— begin Material supplied —
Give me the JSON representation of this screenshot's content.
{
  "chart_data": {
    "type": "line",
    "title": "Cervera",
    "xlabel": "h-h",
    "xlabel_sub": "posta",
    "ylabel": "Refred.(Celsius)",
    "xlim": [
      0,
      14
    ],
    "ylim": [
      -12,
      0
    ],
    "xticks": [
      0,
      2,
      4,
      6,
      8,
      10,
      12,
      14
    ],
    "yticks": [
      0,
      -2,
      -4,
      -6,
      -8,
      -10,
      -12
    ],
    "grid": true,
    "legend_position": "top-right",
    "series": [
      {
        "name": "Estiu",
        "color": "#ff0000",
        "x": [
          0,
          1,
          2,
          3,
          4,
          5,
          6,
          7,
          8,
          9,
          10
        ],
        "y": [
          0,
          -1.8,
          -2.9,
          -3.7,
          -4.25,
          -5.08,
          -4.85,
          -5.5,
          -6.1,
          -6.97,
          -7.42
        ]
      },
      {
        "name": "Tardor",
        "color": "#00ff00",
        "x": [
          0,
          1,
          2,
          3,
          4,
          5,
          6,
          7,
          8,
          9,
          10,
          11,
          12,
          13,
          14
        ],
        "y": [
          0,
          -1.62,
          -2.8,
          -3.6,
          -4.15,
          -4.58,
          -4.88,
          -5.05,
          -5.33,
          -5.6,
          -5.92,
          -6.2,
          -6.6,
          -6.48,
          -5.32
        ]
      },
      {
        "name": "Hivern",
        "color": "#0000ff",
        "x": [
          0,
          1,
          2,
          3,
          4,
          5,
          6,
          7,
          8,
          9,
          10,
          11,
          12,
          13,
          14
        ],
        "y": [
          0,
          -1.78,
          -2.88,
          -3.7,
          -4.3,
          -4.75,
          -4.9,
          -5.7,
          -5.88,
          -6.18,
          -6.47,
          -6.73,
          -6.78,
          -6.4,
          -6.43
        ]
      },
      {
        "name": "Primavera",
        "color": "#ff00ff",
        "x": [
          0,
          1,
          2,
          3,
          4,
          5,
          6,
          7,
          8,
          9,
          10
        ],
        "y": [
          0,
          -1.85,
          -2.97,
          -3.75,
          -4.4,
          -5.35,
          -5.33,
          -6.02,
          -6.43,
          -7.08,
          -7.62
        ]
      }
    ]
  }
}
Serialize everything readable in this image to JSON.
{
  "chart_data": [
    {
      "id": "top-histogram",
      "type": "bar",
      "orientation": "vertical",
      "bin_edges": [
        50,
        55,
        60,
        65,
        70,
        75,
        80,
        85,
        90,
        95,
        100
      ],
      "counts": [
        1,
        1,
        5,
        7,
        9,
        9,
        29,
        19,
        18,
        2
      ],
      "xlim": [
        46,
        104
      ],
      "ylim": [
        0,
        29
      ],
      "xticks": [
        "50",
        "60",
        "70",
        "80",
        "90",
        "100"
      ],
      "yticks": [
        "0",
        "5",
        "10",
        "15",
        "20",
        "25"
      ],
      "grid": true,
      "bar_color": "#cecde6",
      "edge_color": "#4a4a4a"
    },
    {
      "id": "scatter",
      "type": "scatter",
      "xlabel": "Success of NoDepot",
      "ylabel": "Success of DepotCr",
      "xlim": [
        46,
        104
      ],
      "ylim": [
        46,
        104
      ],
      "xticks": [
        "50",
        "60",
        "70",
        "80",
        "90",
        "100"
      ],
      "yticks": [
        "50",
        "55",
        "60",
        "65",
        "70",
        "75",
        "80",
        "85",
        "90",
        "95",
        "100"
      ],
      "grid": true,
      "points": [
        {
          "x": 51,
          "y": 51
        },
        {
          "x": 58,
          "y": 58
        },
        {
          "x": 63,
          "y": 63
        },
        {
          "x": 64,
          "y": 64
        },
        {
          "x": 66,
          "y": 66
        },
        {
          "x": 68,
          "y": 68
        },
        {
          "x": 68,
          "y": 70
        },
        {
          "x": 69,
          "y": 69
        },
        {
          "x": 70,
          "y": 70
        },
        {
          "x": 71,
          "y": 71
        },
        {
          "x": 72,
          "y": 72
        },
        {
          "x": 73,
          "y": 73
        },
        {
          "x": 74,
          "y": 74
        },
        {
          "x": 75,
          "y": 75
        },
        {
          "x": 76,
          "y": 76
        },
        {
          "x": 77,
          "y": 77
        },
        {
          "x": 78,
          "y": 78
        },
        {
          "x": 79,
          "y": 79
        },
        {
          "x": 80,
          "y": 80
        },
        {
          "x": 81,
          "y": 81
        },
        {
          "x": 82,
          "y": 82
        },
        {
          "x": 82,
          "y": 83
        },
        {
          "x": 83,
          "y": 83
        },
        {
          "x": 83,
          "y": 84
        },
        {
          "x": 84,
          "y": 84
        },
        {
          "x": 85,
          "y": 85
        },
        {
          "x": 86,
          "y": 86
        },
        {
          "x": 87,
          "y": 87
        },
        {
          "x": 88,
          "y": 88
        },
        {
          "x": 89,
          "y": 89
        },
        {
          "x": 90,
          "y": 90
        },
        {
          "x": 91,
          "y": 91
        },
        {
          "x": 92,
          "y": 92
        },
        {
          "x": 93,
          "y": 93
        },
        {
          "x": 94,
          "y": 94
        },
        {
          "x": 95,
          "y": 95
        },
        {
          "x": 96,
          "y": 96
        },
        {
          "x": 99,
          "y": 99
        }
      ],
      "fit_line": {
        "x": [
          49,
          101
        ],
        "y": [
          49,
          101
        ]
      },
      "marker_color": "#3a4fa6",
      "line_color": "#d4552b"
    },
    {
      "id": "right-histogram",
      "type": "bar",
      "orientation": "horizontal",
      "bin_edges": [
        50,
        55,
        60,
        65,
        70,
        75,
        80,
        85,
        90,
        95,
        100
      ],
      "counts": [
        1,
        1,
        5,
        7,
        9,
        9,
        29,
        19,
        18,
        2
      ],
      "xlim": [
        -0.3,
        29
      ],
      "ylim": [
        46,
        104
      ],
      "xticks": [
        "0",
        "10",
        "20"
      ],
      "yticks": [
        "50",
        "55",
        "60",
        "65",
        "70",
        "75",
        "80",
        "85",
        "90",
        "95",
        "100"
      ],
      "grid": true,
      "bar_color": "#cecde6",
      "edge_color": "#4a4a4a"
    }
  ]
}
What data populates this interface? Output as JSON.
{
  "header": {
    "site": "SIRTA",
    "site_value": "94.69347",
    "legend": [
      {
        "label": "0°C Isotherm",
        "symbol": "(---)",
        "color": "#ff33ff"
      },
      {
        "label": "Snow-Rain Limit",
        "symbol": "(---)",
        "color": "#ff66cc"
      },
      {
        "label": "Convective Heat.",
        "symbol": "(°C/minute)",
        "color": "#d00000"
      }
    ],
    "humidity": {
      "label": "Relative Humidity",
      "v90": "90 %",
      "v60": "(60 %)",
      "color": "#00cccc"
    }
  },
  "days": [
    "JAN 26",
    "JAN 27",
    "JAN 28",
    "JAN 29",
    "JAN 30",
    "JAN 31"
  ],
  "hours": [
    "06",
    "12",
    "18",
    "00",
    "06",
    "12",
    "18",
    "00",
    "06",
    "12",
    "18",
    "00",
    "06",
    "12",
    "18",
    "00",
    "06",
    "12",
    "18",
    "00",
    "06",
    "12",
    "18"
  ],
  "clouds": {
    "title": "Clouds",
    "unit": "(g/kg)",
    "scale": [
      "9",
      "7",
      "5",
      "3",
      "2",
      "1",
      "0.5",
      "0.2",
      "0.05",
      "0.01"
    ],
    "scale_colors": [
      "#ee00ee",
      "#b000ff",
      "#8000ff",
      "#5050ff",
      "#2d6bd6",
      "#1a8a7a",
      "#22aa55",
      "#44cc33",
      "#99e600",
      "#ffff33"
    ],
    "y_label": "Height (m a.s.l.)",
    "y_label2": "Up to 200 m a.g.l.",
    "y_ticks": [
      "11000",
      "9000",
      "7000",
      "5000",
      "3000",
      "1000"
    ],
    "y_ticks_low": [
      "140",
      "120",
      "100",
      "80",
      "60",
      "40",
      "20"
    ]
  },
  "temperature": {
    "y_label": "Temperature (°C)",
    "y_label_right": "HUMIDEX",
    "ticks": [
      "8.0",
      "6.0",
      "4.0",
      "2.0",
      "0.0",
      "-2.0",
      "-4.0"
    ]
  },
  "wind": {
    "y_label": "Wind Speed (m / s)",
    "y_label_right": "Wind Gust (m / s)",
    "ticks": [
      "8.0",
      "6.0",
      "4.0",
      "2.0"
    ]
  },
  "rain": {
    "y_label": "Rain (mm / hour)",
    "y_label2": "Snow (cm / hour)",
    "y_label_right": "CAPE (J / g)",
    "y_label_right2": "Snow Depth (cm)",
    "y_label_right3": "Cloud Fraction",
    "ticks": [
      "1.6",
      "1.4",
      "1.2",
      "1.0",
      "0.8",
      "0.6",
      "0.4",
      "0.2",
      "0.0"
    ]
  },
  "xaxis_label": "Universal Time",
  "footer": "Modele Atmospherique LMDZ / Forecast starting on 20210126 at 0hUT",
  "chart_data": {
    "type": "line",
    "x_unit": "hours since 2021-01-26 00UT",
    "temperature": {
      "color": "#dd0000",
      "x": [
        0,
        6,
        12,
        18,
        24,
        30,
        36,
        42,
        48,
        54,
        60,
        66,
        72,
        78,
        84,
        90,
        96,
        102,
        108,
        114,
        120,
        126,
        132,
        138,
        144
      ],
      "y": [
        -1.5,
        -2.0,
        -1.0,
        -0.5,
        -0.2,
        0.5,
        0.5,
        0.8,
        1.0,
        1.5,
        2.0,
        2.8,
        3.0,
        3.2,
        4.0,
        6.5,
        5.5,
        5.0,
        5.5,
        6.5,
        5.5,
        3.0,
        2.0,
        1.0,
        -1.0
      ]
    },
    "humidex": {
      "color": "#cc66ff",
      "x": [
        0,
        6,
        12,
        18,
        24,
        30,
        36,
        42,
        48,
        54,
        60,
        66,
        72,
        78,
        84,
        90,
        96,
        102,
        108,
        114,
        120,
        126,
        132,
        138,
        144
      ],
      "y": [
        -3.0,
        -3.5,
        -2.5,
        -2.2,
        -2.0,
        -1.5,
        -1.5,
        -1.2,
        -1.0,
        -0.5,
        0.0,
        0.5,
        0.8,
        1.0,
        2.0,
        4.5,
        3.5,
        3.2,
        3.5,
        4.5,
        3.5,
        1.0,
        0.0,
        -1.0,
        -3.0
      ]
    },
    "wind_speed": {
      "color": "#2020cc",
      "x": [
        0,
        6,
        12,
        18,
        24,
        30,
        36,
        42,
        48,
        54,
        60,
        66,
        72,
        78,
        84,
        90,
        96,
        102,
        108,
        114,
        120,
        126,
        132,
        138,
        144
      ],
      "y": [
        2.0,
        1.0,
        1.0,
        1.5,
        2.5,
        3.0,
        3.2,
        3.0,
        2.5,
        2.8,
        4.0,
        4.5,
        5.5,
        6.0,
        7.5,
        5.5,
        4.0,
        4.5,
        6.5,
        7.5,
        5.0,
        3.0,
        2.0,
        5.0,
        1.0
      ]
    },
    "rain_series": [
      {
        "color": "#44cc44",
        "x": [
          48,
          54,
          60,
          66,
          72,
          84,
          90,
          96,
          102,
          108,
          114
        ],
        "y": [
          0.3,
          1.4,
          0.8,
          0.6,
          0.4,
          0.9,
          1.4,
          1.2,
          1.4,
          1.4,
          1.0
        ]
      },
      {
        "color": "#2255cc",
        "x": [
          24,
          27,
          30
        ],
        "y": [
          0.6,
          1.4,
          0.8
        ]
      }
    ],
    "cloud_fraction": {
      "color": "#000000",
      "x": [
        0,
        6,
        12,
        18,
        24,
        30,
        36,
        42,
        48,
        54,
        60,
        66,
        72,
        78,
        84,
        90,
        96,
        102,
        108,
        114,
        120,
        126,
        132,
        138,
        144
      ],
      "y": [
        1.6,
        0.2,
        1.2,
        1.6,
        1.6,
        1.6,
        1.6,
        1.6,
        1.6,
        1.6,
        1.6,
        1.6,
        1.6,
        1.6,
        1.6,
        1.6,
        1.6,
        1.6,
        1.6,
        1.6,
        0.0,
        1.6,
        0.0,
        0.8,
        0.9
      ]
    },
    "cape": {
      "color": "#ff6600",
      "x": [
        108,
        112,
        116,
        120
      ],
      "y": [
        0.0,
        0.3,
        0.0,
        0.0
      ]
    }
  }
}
— end Material supplied —
◆ **Stated goal**
From the entries above, extract each line containing "Snow".

◆ **Answer below**
        "label": "Snow-Rain Limit",
    "y_label2": "Snow (cm / hour)",
    "y_label_right2": "Snow Depth (cm)",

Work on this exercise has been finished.